## [What this task involves]
From the entries below, pull out each line where "frac" appears.

## [Dataset records]

"""

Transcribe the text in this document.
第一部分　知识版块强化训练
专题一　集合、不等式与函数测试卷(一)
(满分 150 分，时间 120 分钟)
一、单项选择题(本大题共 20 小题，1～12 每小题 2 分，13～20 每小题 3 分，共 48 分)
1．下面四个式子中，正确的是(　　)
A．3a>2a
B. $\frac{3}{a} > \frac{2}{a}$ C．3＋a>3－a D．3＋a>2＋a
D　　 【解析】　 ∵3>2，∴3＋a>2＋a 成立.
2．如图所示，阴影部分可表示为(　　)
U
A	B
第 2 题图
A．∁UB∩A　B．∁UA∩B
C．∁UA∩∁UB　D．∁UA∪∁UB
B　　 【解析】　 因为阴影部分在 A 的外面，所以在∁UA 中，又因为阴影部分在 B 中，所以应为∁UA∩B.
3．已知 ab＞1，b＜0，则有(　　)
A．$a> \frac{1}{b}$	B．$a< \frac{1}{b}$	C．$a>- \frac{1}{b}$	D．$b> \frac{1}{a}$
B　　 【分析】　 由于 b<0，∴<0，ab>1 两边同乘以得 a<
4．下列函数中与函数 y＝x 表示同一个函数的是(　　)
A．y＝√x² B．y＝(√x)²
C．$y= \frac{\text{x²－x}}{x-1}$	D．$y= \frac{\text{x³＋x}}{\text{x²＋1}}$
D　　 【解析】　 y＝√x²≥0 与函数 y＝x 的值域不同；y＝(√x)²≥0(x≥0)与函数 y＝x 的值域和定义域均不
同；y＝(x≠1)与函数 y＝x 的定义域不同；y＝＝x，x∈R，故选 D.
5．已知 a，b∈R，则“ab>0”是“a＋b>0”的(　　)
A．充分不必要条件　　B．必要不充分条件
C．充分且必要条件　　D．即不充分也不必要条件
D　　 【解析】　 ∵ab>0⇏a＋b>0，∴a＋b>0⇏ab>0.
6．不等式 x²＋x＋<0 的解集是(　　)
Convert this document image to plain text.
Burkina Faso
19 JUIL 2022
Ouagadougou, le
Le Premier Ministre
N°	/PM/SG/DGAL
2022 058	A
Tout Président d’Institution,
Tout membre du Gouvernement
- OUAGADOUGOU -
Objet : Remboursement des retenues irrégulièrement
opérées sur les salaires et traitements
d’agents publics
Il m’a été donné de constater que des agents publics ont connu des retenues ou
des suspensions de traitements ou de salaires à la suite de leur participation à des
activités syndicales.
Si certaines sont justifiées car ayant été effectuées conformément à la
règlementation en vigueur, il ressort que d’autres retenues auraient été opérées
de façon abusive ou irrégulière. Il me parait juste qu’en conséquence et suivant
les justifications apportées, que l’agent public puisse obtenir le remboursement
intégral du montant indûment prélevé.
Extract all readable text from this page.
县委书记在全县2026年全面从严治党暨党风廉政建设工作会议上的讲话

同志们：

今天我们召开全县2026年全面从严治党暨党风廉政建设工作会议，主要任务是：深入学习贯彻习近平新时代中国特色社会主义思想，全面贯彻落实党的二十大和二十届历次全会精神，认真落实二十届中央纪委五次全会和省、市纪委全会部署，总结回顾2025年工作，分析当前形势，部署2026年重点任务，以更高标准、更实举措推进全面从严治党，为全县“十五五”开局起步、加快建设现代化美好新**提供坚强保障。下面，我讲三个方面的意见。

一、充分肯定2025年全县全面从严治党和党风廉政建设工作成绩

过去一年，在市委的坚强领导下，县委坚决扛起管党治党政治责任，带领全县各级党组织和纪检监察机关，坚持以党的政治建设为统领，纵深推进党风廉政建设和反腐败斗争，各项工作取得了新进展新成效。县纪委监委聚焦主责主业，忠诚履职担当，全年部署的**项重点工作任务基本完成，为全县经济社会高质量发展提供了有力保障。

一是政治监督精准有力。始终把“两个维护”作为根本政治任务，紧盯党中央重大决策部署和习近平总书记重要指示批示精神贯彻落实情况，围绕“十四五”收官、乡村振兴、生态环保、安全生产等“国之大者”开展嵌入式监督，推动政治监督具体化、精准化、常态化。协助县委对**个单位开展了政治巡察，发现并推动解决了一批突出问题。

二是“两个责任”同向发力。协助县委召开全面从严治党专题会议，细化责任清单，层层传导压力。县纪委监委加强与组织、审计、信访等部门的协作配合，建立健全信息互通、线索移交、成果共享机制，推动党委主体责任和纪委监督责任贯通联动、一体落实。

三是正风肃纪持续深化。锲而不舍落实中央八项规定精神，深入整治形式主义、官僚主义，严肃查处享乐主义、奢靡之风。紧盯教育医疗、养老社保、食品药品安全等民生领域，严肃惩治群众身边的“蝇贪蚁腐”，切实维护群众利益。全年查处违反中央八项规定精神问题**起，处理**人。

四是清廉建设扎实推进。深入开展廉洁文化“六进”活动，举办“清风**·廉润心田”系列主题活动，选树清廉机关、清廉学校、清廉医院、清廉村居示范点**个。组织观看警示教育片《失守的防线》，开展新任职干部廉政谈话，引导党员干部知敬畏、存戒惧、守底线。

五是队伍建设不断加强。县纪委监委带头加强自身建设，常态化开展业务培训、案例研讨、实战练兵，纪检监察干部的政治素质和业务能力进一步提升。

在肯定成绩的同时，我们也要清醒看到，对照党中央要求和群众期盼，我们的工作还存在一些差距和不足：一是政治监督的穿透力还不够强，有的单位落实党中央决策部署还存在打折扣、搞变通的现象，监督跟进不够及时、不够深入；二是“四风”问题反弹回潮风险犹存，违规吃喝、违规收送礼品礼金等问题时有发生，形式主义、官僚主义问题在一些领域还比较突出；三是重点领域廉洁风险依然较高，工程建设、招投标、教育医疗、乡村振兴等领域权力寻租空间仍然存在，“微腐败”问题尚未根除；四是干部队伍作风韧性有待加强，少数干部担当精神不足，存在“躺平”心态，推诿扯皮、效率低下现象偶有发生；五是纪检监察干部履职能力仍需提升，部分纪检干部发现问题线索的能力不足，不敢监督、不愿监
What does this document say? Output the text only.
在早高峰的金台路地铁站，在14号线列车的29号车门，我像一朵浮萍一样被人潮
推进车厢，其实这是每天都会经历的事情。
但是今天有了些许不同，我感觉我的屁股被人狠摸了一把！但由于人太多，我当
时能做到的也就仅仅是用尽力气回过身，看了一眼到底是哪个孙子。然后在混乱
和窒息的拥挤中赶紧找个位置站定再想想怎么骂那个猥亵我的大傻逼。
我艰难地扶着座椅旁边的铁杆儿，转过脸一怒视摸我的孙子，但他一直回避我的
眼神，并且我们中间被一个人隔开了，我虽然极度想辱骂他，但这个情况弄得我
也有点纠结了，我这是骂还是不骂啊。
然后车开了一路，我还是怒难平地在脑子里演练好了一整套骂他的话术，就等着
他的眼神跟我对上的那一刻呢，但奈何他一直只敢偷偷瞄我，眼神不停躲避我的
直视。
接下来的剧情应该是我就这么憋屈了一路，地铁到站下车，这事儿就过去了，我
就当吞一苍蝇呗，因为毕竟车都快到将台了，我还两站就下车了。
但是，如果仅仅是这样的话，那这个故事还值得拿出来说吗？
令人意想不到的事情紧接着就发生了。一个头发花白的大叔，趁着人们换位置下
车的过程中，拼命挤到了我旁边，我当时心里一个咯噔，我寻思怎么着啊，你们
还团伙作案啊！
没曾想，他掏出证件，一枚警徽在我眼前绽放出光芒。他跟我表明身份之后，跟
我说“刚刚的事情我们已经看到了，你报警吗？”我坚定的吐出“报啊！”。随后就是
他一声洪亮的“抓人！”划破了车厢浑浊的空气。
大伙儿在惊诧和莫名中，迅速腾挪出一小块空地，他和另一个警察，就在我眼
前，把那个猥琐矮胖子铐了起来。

"""

## [Full output]
B. $\frac{3}{a} > \frac{2}{a}$ C．3＋a>3－a D．3＋a>2＋a
A．$a> \frac{1}{b}$	B．$a< \frac{1}{b}$	C．$a>- \frac{1}{b}$	D．$b> \frac{1}{a}$
C．$y= \frac{\text{x²－x}}{x-1}$	D．$y= \frac{\text{x³＋x}}{\text{x²＋1}}$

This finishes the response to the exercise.